The required output is a single number: how many lines of the material contain the string "this".
--- START ---
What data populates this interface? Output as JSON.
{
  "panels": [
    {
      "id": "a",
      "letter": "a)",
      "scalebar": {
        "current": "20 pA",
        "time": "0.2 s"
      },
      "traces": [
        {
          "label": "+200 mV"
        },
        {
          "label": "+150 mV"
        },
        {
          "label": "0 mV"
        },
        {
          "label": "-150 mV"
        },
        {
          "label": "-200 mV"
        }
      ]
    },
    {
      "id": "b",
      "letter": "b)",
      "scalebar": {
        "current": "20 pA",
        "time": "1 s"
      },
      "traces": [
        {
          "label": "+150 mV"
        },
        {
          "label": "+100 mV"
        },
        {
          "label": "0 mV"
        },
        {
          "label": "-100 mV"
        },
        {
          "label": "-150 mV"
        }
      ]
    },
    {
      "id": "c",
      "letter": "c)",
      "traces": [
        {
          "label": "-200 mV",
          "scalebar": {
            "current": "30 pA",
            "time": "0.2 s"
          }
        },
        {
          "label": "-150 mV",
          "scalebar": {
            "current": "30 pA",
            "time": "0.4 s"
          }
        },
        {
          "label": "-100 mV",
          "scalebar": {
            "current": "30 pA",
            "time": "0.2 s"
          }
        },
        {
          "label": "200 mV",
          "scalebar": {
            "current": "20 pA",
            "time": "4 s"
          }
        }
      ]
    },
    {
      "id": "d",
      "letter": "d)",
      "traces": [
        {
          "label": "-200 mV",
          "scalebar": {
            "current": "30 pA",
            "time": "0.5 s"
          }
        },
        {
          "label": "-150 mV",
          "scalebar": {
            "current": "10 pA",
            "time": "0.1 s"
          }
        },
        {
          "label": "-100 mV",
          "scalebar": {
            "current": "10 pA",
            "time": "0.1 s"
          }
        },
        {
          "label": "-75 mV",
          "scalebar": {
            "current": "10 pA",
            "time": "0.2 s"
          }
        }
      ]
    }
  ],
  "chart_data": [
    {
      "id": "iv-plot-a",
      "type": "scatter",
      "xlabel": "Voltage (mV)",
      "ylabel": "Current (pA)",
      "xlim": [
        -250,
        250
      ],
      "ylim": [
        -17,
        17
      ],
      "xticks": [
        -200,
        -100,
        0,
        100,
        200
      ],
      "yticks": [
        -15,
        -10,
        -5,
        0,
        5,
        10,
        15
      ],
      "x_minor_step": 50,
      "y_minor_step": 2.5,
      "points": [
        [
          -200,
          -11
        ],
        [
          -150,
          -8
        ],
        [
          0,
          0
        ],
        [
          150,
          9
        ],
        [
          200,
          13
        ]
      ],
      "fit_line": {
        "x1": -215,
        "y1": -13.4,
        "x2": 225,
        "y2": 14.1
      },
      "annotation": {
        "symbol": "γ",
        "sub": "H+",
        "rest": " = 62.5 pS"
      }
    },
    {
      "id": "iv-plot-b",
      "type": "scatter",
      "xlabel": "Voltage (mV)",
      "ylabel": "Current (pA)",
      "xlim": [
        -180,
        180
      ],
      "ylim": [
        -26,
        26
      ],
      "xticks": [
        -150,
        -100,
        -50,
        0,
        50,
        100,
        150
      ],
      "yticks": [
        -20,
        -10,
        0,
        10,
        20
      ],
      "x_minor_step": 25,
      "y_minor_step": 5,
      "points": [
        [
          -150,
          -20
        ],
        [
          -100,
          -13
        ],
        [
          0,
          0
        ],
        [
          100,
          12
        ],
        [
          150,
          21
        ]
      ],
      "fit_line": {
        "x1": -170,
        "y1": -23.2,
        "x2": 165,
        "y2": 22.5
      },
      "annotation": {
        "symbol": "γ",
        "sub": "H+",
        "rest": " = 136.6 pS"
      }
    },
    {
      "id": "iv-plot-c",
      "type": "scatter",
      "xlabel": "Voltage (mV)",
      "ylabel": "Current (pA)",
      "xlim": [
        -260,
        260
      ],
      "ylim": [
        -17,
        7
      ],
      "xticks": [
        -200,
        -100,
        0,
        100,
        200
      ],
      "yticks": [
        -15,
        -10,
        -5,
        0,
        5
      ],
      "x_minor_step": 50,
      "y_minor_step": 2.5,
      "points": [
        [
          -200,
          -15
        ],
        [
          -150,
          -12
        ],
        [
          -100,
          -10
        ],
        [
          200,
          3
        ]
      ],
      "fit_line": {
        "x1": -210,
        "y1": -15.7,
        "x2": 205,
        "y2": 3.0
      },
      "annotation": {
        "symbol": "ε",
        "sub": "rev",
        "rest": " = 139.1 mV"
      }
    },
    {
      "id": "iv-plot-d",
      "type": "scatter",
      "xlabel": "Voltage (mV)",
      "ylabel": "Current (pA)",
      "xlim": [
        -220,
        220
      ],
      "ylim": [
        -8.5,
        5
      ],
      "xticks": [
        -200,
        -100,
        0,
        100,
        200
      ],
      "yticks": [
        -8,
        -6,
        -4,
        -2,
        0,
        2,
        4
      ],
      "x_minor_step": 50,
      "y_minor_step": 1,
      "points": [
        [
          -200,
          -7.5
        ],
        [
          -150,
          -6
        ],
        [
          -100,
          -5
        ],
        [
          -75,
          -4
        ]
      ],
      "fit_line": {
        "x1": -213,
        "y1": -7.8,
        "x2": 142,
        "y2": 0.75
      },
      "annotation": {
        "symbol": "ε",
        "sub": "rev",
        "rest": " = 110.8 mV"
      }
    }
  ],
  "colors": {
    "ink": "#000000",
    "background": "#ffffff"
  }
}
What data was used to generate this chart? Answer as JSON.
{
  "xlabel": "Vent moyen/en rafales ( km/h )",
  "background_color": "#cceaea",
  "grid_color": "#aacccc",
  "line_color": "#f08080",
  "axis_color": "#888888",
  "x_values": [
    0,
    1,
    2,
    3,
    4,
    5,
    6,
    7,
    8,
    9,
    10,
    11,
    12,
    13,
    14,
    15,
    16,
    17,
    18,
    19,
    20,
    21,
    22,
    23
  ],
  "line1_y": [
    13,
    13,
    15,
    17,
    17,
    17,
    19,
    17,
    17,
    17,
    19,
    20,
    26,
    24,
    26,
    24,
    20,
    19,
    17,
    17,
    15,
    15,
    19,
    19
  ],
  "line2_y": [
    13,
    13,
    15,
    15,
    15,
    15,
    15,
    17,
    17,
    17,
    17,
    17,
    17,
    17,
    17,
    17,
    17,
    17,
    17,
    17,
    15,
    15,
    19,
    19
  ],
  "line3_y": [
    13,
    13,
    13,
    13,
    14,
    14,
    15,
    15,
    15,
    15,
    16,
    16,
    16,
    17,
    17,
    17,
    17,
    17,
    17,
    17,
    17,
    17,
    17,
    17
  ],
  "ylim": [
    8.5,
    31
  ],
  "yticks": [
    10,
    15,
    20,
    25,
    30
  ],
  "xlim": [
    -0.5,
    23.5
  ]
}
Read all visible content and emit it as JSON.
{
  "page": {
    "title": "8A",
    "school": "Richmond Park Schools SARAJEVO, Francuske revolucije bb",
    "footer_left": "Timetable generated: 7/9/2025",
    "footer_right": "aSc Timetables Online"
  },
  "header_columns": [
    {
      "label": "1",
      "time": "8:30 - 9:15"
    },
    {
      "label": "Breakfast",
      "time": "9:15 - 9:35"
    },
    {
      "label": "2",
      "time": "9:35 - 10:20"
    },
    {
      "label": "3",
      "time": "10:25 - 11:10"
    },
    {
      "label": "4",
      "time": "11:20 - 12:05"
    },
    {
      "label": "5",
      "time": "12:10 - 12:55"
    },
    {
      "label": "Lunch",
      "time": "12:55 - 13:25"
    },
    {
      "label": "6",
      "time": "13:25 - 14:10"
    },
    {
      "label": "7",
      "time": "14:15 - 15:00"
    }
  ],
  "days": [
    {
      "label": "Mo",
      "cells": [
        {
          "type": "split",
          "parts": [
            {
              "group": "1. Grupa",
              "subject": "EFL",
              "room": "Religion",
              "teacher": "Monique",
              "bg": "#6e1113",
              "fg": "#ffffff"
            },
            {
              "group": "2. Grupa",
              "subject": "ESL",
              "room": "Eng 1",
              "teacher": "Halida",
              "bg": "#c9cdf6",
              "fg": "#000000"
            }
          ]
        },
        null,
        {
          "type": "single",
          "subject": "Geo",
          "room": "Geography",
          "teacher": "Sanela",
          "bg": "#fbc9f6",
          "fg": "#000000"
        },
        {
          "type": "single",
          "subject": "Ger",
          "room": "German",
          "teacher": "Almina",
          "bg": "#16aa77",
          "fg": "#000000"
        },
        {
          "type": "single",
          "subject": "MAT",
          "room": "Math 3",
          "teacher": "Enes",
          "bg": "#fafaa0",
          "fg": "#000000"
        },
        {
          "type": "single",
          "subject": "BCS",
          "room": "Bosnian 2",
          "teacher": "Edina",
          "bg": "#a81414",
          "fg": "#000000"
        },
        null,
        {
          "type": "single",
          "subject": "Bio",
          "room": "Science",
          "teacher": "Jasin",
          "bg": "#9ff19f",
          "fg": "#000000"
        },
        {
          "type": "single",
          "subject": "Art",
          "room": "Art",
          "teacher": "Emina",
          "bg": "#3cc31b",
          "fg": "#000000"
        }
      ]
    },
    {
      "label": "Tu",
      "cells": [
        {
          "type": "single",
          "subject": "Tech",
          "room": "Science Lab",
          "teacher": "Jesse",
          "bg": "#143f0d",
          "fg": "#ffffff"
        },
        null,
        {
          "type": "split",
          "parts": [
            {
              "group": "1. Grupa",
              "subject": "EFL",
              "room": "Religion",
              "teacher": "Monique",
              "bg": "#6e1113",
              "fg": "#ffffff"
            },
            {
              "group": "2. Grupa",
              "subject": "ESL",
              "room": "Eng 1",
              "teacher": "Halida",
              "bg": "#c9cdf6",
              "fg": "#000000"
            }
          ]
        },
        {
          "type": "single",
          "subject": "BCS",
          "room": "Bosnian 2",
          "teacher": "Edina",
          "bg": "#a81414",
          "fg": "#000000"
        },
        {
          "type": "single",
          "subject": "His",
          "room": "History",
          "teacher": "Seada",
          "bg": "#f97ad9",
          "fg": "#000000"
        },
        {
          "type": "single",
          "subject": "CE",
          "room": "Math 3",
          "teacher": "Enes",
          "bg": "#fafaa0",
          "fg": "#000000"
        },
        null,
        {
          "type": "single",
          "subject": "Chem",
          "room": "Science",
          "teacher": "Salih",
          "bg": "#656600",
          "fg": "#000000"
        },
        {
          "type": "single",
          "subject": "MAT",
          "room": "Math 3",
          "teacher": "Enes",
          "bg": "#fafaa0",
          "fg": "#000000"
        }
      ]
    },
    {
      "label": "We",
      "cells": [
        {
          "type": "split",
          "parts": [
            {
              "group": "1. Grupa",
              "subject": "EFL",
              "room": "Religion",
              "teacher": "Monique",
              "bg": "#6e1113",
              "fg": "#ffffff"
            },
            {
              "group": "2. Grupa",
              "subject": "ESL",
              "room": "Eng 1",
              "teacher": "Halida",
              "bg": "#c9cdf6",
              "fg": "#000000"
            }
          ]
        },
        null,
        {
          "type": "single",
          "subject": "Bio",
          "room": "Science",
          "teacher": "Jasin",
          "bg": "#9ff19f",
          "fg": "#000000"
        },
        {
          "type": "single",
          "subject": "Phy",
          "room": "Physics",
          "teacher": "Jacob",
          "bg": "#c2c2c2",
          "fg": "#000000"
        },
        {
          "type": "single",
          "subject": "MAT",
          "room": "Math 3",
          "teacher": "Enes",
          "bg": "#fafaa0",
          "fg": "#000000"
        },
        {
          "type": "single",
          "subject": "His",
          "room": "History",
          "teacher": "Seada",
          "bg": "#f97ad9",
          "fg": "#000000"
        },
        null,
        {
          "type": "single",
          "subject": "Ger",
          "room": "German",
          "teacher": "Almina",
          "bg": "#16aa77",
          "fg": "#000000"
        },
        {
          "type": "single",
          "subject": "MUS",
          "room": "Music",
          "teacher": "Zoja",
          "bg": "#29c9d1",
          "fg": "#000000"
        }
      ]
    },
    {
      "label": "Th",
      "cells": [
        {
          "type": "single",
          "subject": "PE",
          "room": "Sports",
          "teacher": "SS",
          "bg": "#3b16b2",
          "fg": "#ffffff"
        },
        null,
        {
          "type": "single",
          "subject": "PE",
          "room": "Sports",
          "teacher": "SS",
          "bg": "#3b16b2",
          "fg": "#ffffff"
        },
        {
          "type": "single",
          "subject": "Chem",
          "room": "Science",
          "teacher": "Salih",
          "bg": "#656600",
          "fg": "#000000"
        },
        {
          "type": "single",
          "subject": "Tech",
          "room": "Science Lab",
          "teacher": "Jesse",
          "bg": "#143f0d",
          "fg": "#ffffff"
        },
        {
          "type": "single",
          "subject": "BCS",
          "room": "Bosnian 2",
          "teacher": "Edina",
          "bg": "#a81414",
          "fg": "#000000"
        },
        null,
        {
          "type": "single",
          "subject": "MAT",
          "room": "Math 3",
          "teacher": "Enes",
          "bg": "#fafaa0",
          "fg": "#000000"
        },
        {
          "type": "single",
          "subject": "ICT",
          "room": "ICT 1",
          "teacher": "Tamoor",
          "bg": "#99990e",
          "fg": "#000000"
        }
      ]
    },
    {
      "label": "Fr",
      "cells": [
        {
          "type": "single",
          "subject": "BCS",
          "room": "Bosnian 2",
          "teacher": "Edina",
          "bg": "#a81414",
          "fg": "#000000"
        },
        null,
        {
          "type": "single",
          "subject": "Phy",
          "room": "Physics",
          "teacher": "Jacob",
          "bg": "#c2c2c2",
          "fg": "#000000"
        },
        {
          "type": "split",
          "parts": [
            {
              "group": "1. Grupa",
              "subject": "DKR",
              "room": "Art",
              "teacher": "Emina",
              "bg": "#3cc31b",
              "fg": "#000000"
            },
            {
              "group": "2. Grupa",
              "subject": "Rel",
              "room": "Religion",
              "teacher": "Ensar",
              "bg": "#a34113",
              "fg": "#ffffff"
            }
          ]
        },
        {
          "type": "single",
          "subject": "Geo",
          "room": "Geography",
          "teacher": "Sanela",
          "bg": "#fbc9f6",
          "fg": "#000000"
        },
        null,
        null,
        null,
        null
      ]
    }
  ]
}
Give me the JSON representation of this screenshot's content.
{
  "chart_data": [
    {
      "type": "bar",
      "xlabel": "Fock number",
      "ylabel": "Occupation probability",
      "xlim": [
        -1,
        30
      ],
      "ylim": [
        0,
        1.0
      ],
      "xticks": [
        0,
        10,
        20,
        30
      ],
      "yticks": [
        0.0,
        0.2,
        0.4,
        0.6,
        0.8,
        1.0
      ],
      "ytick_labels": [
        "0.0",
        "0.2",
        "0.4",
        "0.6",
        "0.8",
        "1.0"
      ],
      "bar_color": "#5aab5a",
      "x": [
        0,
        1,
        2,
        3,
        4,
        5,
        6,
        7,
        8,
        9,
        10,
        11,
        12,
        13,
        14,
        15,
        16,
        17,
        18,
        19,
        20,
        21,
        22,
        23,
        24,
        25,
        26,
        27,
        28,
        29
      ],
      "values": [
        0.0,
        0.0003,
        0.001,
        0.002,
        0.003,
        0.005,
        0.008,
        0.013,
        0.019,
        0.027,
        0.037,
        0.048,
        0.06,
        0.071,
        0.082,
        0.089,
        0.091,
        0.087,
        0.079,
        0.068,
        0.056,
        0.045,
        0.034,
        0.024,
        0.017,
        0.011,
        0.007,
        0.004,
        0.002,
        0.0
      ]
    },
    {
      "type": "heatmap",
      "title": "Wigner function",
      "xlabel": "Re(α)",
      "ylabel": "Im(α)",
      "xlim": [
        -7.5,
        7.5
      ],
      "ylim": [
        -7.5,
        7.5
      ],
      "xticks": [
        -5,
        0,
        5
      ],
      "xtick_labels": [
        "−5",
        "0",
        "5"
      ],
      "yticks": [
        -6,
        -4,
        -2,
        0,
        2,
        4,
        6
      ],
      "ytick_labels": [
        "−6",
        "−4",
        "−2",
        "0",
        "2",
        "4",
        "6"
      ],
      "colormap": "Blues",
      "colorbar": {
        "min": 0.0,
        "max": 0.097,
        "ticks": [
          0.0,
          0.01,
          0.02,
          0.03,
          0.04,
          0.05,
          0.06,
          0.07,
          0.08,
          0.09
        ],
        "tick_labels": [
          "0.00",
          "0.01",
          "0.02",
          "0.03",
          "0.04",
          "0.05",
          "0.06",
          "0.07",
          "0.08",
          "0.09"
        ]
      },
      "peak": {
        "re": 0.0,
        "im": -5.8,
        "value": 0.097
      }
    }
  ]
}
--- END ---
**TASK RESULT:** 3